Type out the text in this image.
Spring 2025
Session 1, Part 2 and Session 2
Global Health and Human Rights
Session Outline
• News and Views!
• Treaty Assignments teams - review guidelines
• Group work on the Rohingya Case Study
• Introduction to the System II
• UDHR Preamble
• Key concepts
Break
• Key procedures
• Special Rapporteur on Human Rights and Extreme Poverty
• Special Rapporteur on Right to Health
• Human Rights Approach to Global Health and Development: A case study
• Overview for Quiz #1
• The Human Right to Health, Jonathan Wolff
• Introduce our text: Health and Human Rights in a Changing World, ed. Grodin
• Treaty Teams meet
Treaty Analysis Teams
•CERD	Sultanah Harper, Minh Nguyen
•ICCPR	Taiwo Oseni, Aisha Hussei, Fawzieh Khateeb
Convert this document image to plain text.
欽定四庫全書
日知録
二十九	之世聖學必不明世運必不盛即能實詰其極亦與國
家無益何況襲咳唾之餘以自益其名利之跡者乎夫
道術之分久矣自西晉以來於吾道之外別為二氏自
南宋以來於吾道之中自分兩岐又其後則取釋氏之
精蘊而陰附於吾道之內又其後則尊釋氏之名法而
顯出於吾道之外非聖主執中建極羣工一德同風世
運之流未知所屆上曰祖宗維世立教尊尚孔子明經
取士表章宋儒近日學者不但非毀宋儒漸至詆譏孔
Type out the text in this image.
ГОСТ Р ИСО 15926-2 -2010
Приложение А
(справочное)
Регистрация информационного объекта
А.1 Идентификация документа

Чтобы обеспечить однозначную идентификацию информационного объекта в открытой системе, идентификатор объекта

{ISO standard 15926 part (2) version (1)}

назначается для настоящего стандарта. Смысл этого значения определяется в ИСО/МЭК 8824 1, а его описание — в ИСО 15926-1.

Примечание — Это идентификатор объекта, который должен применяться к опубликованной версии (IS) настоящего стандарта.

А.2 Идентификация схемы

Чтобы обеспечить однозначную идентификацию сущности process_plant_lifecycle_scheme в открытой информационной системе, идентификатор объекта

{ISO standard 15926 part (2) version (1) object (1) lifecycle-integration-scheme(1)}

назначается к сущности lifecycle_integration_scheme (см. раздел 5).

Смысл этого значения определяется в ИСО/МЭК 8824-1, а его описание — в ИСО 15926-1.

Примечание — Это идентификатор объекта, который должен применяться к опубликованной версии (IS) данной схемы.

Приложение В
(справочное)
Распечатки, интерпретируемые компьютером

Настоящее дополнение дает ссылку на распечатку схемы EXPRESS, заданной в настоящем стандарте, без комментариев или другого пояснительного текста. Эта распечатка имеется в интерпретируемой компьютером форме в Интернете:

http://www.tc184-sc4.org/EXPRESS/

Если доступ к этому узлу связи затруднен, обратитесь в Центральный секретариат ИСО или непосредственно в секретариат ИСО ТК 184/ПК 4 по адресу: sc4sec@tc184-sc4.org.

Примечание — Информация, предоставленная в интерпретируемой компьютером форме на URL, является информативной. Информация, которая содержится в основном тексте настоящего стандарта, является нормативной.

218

____

SHORT EXERCISE: Recopy all the lines exactly as they appear.

SOLUTION FOR THIS EXERCISE:
Type out the text in this image.
Spring 2025
Session 1, Part 2 and Session 2
Global Health and Human Rights
Session Outline
• News and Views!
• Treaty Assignments teams - review guidelines
• Group work on the Rohingya Case Study
• Introduction to the System II
• UDHR Preamble
• Key concepts
Break
• Key procedures
• Special Rapporteur on Human Rights and Extreme Poverty
• Special Rapporteur on Right to Health
• Human Rights Approach to Global Health and Development: A case study
• Overview for Quiz #1
• The Human Right to Health, Jonathan Wolff
• Introduce our text: Health and Human Rights in a Changing World, ed. Grodin
• Treaty Teams meet
Treaty Analysis Teams
•CERD	Sultanah Harper, Minh Nguyen
•ICCPR	Taiwo Oseni, Aisha Hussei, Fawzieh Khateeb
Convert this document image to plain text.
欽定四庫全書
日知録
二十九	之世聖學必不明世運必不盛即能實詰其極亦與國
家無益何況襲咳唾之餘以自益其名利之跡者乎夫
道術之分久矣自西晉以來於吾道之外別為二氏自
南宋以來於吾道之中自分兩岐又其後則取釋氏之
精蘊而陰附於吾道之內又其後則尊釋氏之名法而
顯出於吾道之外非聖主執中建極羣工一德同風世
運之流未知所屆上曰祖宗維世立教尊尚孔子明經
取士表章宋儒近日學者不但非毀宋儒漸至詆譏孔
Type out the text in this image.
ГОСТ Р ИСО 15926-2 -2010
Приложение А
(справочное)
Регистрация информационного объекта
А.1 Идентификация документа

Чтобы обеспечить однозначную идентификацию информационного объекта в открытой системе, идентификатор объекта

{ISO standard 15926 part (2) version (1)}

назначается для настоящего стандарта. Смысл этого значения определяется в ИСО/МЭК 8824 1, а его описание — в ИСО 15926-1.

Примечание — Это идентификатор объекта, который должен применяться к опубликованной версии (IS) настоящего стандарта.

А.2 Идентификация схемы

Чтобы обеспечить однозначную идентификацию сущности process_plant_lifecycle_scheme в открытой информационной системе, идентификатор объекта

{ISO standard 15926 part (2) version (1) object (1) lifecycle-integration-scheme(1)}

назначается к сущности lifecycle_integration_scheme (см. раздел 5).

Смысл этого значения определяется в ИСО/МЭК 8824-1, а его описание — в ИСО 15926-1.

Примечание — Это идентификатор объекта, который должен применяться к опубликованной версии (IS) данной схемы.

Приложение В
(справочное)
Распечатки, интерпретируемые компьютером

Настоящее дополнение дает ссылку на распечатку схемы EXPRESS, заданной в настоящем стандарте, без комментариев или другого пояснительного текста. Эта распечатка имеется в интерпретируемой компьютером форме в Интернете:

http://www.tc184-sc4.org/EXPRESS/

Если доступ к этому узлу связи затруднен, обратитесь в Центральный секретариат ИСО или непосредственно в секретариат ИСО ТК 184/ПК 4 по адресу: sc4sec@tc184-sc4.org.

Примечание — Информация, предоставленная в интерпретируемой компьютером форме на URL, является информативной. Информация, которая содержится в основном тексте настоящего стандарта, является нормативной.

218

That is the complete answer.